**YOUR GOAL**
Copy out the RelEx usage notes below word for word, keeping every line, dash, and tab unchanged.

The standard RelEx demo output is NOT SUITABLE for post-processing. It
is meant to be a human-readable example of what the system generates;
it does not include all required output. For example, if the same word
appears in a sentence twice, the demo output will not distinguish between
these two words.


Running RelEx
-------------
Several example shell scripts (MS Windows batch files) are included
to show sample usage. These files (*.sh in unix, or *.bat, in Windows)
define the required system properties, classpath and JVM options.

If there are any ClassNotFound exceptions, please verify the paths
and values in these files.  An important property is relex.algpath;
it defines the semantic algorithms used by RelEx.  The default file
is data/relex-semantic-algs.txt.


relation-extractor.sh
---------------------
The primary usage example is the "relation-extractor.sh" file.
Running this will display:

	- The link parser output.

**SUPPLIED DATA**

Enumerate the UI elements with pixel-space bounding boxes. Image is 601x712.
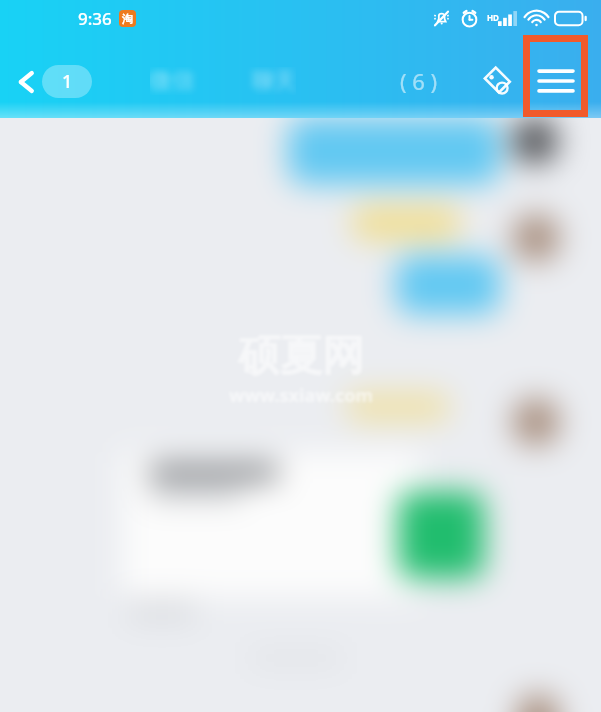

**FINAL ANSWER**
The standard RelEx demo output is NOT SUITABLE for post-processing. It
is meant to be a human-readable example of what the system generates;
it does not include all required output. For example, if the same word
appears in a sentence twice, the demo output will not distinguish between
these two words.


Running RelEx
-------------
Several example shell scripts (MS Windows batch files) are included
to show sample usage. These files (*.sh in unix, or *.bat, in Windows)
define the required system properties, classpath and JVM options.

If there are any ClassNotFound exceptions, please verify the paths
and values in these files.  An important property is relex.algpath;
it defines the semantic algorithms used by RelEx.  The default file
is data/relex-semantic-algs.txt.


relation-extractor.sh
---------------------
The primary usage example is the "relation-extractor.sh" file.
Running this will display:

	- The link parser output.